= Problem to solve =
Tally the lines holding the word "Abbreviations" and state the count by itself.

= Dataset =

==*==

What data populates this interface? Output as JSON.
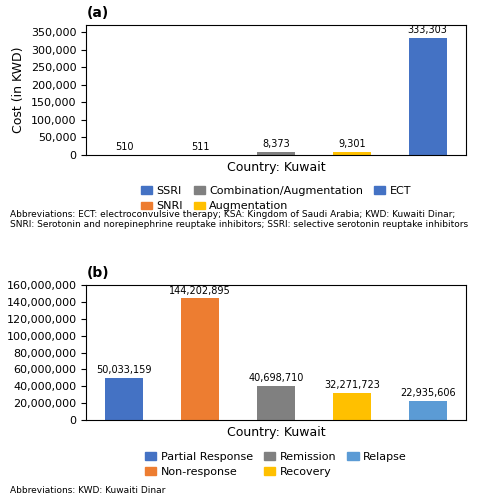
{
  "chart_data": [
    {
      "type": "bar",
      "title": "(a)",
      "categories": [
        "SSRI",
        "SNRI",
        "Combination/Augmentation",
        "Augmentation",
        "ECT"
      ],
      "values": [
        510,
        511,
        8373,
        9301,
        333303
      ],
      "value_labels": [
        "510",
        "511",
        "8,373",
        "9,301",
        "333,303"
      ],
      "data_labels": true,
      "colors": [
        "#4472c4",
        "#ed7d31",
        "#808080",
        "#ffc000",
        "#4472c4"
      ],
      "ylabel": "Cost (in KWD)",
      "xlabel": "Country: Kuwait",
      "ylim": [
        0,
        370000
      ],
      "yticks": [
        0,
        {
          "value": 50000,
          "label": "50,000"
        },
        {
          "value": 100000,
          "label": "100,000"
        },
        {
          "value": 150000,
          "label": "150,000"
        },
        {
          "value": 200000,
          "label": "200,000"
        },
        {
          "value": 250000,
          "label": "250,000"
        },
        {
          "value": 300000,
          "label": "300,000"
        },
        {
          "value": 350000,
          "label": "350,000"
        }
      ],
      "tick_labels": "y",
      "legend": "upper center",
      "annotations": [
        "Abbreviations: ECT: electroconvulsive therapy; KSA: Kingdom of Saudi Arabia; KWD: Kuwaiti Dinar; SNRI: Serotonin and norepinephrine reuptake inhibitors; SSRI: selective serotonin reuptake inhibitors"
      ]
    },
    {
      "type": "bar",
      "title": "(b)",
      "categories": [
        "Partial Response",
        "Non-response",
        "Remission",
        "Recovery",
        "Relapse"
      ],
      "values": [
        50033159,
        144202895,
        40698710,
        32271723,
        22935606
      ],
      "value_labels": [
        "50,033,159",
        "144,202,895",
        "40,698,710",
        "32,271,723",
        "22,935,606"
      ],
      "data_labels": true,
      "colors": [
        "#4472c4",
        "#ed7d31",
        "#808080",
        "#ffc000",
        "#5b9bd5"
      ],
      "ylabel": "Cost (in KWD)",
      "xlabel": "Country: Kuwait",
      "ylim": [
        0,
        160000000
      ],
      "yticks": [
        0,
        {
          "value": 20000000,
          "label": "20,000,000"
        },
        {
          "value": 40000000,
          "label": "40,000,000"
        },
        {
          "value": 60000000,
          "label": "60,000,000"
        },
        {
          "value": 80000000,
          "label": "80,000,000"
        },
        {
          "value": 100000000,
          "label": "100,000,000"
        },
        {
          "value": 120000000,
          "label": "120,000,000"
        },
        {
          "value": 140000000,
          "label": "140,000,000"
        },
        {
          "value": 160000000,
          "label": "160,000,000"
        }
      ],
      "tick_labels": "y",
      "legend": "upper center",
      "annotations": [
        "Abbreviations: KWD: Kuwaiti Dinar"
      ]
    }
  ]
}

==*==

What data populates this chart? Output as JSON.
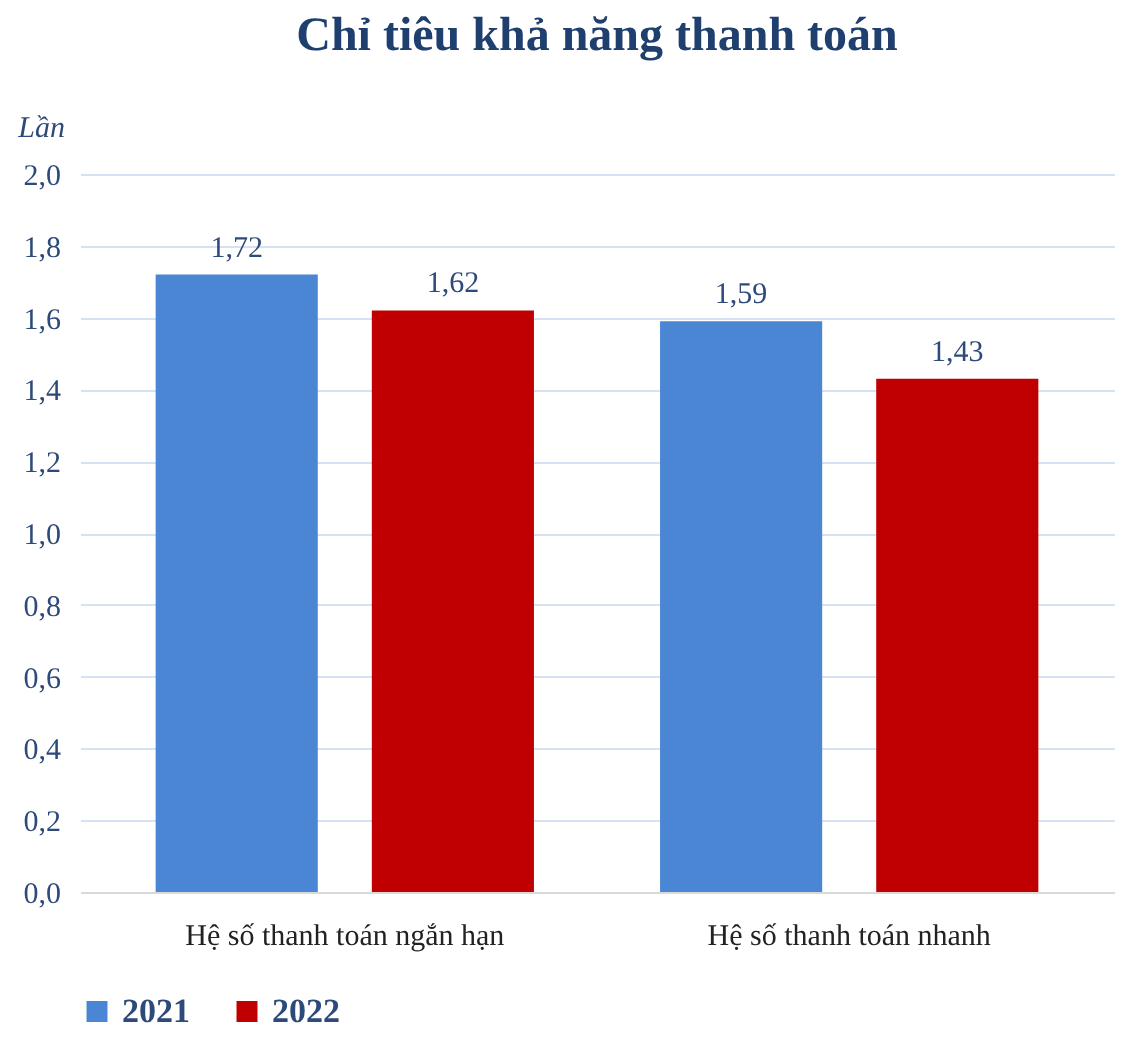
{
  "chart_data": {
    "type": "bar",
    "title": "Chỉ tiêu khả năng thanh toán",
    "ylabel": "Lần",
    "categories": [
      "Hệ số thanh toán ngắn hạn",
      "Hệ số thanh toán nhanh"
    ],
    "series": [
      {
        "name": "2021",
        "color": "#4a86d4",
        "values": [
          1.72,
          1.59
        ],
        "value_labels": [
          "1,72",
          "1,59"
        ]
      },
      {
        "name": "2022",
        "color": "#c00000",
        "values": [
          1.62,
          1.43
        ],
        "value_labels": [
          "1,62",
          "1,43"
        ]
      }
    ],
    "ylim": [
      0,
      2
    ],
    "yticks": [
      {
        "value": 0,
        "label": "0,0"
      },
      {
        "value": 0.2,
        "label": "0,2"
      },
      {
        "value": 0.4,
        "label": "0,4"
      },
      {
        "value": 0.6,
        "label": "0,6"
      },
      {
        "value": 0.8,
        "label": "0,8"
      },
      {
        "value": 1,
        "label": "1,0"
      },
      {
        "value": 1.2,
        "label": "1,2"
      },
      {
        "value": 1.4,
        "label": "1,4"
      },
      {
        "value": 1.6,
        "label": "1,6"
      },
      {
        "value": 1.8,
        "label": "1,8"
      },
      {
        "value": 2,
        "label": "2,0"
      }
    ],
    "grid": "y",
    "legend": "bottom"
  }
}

==*==

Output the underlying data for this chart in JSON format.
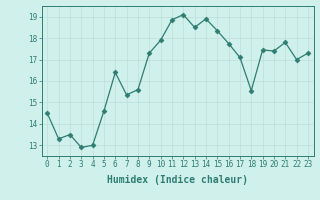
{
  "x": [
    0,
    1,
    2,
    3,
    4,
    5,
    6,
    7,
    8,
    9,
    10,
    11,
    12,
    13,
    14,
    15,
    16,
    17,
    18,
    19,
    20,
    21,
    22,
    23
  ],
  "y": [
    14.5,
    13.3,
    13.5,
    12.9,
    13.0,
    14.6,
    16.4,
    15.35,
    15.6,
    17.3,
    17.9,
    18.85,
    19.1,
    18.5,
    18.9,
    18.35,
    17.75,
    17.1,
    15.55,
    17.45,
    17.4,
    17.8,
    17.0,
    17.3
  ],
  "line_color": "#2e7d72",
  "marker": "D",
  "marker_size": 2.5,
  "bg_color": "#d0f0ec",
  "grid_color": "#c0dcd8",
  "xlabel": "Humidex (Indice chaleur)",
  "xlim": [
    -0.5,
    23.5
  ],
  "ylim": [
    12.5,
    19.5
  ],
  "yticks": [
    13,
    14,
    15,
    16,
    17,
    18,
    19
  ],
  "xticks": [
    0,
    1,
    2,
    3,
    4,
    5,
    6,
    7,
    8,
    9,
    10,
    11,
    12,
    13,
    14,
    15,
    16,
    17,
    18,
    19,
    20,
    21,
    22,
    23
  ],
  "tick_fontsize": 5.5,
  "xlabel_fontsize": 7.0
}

==*==

= Worked solution =
2